**Goal of the exercise**
Only a number is wanted. Count the lines holding the string "Date".

**Available data**
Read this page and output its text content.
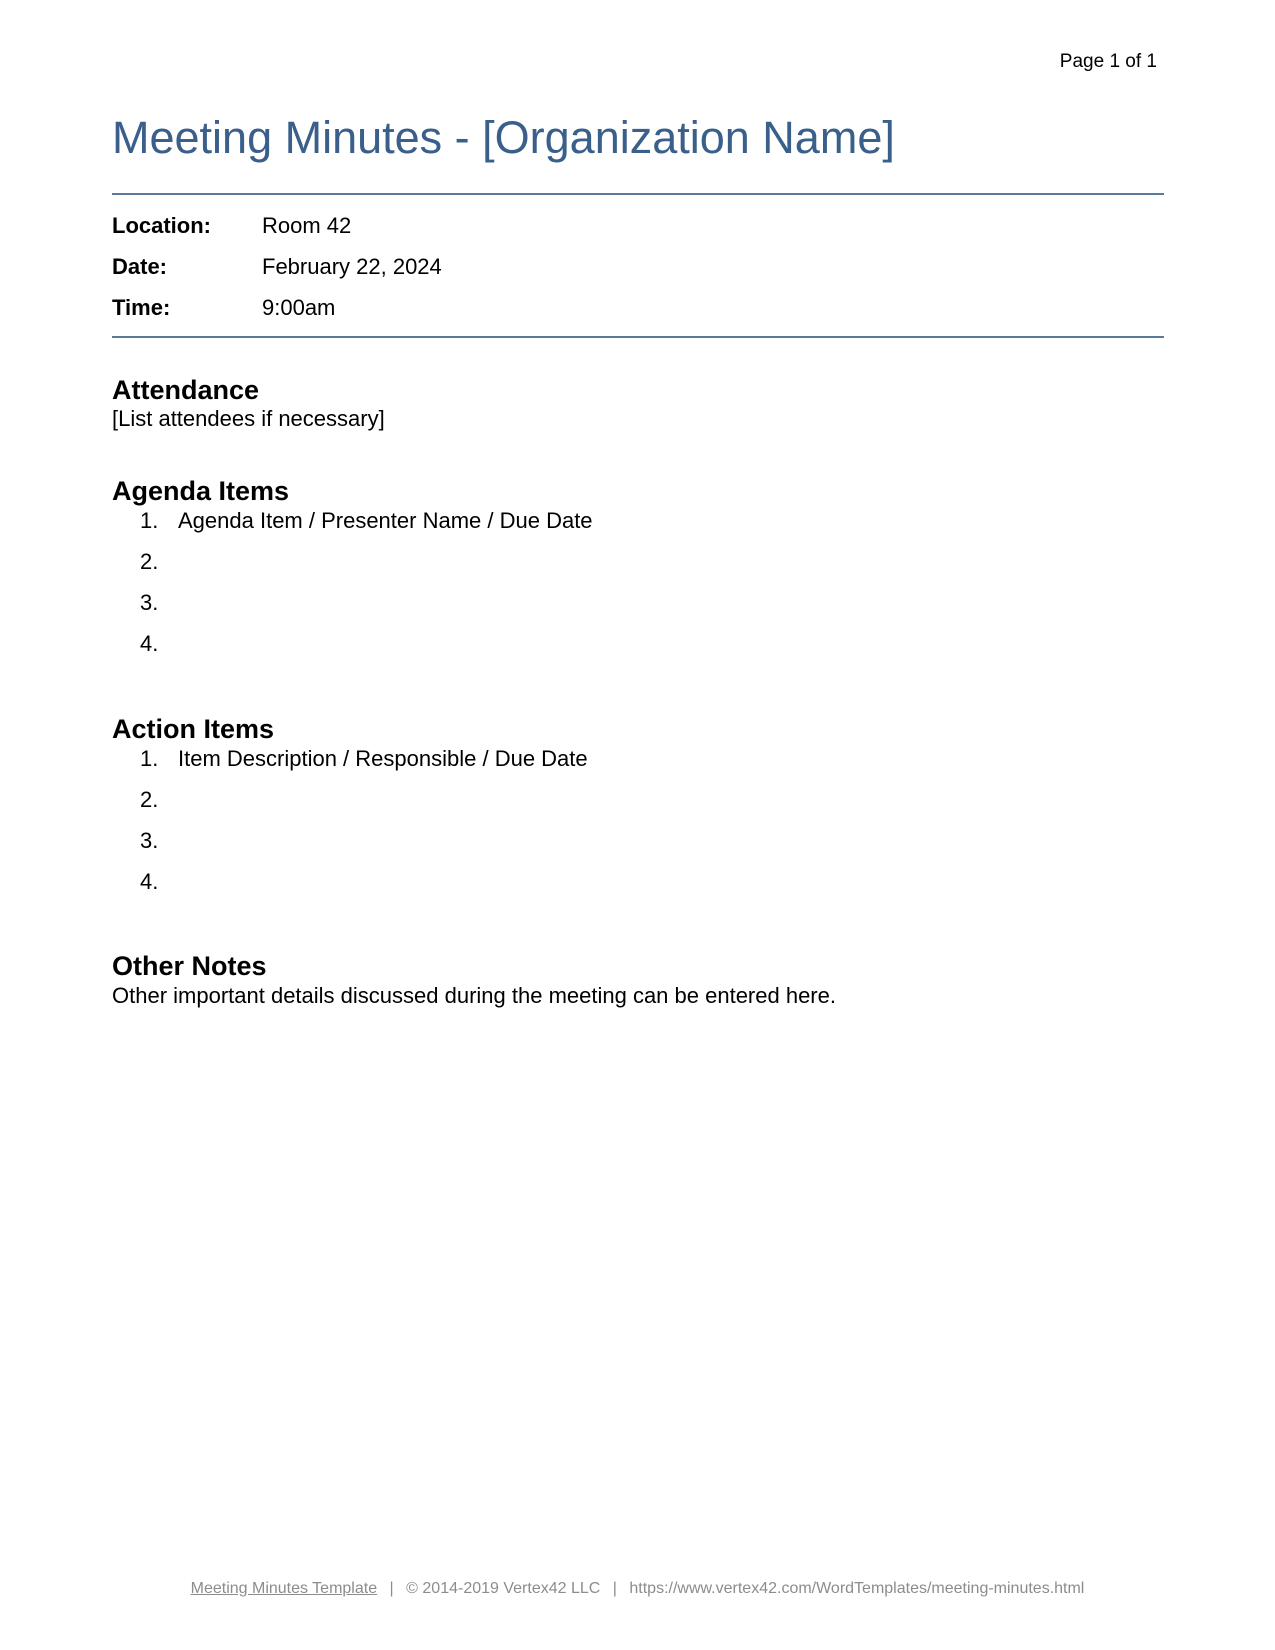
Page 1 of 1
Meeting Minutes - [Organization Name]
Location: Room 42
Date:	February 22, 2024
Time:	9:00am
Attendance
[List attendees if necessary]
Agenda Items
1. Agenda Item / Presenter Name / Due Date
2.
3.
4.
Action Items
1. Item Description / Responsible / Due Date
2.
3.
4.
Other Notes
Other important details discussed during the meeting can be entered here.
Meeting Minutes Template | © 2014-2019 Vertex42 LLC | https://www.vertex42.com/WordTemplates/meeting-minutes.html
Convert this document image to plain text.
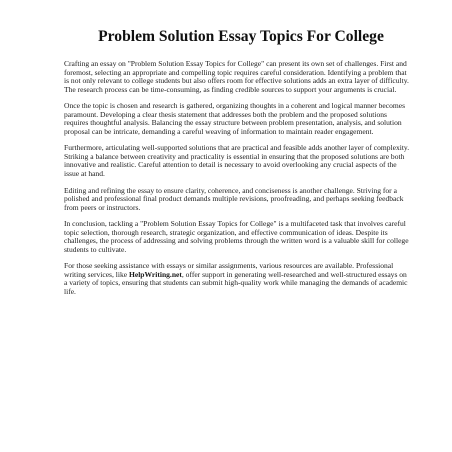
Problem Solution Essay Topics For College

Crafting an essay on "Problem Solution Essay Topics for College" can present its own set of challenges. First and foremost, selecting an appropriate and compelling topic requires careful consideration. Identifying a problem that is not only relevant to college students but also offers room for effective solutions adds an extra layer of difficulty. The research process can be time-consuming, as finding credible sources to support your arguments is crucial.

Once the topic is chosen and research is gathered, organizing thoughts in a coherent and logical manner becomes paramount. Developing a clear thesis statement that addresses both the problem and the proposed solutions requires thoughtful analysis. Balancing the essay structure between problem presentation, analysis, and solution proposal can be intricate, demanding a careful weaving of information to maintain reader engagement.

Furthermore, articulating well-supported solutions that are practical and feasible adds another layer of complexity. Striking a balance between creativity and practicality is essential in ensuring that the proposed solutions are both innovative and realistic. Careful attention to detail is necessary to avoid overlooking any crucial aspects of the issue at hand.

Editing and refining the essay to ensure clarity, coherence, and conciseness is another challenge. Striving for a polished and professional final product demands multiple revisions, proofreading, and perhaps seeking feedback from peers or instructors.

In conclusion, tackling a "Problem Solution Essay Topics for College" is a multifaceted task that involves careful topic selection, thorough research, strategic organization, and effective communication of ideas. Despite its challenges, the process of addressing and solving problems through the written word is a valuable skill for college students to cultivate.

For those seeking assistance with essays or similar assignments, various resources are available. Professional writing services, like HelpWriting.net, offer support in generating well-researched and well-structured essays on a variety of topics, ensuring that students can submit high-quality work while managing the demands of academic life.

**Task solution**
3